(Dataset excerpt)
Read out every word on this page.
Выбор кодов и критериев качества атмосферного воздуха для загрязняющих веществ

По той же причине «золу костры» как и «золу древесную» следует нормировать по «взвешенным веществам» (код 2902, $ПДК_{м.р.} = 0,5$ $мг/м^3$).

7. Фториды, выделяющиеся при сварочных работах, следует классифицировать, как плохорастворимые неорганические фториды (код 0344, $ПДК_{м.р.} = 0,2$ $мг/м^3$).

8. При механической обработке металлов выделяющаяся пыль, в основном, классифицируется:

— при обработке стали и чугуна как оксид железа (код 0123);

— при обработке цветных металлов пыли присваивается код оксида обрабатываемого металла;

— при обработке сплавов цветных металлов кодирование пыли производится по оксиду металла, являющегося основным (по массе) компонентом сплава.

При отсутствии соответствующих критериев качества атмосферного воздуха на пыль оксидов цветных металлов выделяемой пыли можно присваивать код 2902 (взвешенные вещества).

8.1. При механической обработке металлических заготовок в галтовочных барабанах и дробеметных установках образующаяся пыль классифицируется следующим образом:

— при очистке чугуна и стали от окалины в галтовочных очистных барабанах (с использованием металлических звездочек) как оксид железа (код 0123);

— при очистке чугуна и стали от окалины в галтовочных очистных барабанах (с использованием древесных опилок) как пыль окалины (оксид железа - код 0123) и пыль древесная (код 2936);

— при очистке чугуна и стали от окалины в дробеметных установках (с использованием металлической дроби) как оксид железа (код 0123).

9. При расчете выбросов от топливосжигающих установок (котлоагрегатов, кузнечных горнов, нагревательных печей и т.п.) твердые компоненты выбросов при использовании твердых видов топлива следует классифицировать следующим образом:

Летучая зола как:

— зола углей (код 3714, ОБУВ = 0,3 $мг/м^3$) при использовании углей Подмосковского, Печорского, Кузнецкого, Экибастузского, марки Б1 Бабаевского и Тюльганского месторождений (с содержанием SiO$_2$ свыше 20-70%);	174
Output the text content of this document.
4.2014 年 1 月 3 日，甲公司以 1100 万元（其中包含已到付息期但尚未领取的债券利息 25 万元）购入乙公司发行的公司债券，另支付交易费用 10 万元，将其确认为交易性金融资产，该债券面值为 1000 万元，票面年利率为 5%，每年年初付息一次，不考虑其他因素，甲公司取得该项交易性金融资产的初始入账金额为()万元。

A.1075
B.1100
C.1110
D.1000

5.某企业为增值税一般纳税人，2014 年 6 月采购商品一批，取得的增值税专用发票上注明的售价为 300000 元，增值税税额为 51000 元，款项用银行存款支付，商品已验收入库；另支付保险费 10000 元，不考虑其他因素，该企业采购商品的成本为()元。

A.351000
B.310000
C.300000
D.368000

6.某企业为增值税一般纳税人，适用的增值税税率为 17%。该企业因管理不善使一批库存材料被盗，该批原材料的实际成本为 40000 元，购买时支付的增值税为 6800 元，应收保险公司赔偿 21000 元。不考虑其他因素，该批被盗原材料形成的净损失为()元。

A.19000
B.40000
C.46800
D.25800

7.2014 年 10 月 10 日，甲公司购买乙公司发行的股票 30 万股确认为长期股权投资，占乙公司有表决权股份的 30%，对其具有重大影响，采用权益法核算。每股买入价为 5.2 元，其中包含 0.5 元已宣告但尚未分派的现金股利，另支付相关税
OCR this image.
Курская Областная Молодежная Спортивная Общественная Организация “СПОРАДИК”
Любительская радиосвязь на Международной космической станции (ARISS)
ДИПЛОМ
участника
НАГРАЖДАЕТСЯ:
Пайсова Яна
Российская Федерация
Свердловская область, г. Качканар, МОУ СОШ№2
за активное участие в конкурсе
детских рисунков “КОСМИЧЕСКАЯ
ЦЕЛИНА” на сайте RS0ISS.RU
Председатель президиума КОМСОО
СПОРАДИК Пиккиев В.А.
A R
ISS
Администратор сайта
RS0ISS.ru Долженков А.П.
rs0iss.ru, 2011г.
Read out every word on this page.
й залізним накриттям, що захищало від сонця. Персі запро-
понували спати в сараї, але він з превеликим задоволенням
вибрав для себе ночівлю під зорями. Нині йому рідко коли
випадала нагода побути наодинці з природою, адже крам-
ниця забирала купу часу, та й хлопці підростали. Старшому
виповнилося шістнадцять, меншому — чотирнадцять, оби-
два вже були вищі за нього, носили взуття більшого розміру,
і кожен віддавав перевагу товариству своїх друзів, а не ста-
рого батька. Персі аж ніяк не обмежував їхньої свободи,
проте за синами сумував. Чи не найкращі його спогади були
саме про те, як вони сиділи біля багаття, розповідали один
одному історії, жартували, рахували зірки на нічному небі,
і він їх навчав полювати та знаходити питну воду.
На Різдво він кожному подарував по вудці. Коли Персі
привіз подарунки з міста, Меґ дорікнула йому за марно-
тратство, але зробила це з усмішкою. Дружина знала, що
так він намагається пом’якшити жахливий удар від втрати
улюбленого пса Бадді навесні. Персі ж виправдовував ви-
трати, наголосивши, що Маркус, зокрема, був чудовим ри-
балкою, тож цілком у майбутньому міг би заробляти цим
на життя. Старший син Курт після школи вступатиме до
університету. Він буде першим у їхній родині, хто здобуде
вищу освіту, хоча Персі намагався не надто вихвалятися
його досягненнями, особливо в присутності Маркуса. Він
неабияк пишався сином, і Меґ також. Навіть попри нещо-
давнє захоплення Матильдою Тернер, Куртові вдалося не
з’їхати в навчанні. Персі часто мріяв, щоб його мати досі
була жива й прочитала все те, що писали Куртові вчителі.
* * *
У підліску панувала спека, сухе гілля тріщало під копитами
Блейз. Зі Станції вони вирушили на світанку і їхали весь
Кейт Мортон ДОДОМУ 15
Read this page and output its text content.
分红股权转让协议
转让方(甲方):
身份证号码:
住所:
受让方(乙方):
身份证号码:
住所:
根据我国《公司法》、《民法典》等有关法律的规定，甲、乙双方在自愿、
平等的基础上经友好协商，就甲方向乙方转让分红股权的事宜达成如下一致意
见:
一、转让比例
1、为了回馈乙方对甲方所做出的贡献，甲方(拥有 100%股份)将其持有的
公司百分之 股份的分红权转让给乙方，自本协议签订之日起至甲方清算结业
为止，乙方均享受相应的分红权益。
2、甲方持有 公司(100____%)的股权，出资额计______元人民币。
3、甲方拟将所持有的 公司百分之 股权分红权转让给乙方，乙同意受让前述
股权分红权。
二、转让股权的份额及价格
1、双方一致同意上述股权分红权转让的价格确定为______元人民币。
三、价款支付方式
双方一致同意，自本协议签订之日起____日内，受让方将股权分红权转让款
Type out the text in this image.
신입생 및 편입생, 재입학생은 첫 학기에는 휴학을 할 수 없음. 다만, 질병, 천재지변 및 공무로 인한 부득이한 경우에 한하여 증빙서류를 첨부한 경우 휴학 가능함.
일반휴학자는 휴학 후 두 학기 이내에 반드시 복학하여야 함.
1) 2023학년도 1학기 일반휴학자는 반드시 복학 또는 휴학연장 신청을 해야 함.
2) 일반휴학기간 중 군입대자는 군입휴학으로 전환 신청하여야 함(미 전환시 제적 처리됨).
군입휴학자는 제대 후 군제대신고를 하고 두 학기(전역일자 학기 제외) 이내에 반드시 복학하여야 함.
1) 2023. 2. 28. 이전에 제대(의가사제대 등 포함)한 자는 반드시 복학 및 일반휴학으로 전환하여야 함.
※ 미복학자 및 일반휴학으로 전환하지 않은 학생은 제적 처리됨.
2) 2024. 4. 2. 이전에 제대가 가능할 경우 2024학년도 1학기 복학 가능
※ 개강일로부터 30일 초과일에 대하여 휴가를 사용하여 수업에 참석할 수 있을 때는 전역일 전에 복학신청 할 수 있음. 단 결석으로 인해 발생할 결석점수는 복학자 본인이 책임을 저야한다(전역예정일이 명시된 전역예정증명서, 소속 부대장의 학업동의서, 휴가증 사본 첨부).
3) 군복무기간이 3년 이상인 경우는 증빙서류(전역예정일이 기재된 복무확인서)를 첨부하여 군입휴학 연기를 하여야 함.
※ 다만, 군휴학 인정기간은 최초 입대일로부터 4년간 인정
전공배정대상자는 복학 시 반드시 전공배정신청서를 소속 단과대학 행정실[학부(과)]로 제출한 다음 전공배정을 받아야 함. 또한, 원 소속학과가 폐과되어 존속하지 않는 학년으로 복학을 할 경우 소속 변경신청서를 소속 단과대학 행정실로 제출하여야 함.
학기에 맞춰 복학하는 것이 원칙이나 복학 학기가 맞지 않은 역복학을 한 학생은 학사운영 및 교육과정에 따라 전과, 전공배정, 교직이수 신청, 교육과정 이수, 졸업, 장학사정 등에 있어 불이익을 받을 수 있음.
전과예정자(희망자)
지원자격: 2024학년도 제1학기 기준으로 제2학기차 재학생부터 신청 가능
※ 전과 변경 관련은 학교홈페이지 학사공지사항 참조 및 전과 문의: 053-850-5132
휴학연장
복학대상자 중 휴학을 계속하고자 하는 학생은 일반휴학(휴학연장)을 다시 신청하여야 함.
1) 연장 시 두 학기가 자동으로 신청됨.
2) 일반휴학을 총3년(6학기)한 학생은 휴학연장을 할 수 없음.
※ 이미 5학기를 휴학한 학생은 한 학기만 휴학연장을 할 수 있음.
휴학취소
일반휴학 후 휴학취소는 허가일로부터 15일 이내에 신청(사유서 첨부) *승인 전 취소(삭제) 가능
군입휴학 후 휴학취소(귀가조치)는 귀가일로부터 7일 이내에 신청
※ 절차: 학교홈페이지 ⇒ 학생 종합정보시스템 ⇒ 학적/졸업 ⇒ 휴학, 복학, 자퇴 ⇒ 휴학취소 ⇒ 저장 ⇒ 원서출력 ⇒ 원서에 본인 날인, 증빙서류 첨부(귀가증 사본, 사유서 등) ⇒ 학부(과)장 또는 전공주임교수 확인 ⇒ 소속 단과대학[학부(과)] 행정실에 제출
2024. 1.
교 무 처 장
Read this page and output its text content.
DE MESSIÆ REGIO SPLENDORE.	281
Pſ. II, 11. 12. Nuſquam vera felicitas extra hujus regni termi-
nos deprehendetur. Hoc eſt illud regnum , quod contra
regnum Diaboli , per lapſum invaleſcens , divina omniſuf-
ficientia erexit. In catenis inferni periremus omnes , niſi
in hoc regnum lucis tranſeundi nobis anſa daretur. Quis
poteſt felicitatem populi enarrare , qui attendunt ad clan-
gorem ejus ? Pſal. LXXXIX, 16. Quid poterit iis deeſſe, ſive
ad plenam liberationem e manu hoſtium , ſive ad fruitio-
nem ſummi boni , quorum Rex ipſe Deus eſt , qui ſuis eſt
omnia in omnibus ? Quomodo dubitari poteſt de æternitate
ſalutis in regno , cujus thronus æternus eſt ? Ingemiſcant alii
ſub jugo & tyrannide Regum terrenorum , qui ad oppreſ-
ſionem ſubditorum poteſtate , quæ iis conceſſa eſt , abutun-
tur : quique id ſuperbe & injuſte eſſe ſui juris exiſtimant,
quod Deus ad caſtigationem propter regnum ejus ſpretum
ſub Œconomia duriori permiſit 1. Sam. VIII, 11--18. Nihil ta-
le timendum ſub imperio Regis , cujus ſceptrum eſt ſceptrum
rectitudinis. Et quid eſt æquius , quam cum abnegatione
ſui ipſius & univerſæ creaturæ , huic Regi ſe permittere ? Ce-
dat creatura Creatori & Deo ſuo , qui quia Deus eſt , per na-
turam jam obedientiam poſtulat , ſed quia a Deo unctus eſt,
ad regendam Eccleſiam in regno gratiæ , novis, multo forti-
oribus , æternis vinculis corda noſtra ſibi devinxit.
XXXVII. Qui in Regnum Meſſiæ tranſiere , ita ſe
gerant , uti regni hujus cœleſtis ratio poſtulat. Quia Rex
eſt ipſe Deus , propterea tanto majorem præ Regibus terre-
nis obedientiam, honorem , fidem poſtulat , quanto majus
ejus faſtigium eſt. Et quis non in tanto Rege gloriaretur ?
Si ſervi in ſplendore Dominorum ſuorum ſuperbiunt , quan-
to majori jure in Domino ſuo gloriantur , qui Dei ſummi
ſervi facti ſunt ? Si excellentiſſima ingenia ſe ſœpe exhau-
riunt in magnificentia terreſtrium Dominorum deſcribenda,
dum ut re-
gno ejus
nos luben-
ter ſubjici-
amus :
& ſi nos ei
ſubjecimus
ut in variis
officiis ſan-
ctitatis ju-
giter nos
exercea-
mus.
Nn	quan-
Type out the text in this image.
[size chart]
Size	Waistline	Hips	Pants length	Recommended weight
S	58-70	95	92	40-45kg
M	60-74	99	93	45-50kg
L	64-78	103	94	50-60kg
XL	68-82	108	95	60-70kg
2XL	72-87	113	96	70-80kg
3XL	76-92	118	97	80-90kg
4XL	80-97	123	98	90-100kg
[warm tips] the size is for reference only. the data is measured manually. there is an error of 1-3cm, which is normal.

§ **Your goal**
Report only how many lines of the listing hold the word "단과대학".

§ **Result for this task**
2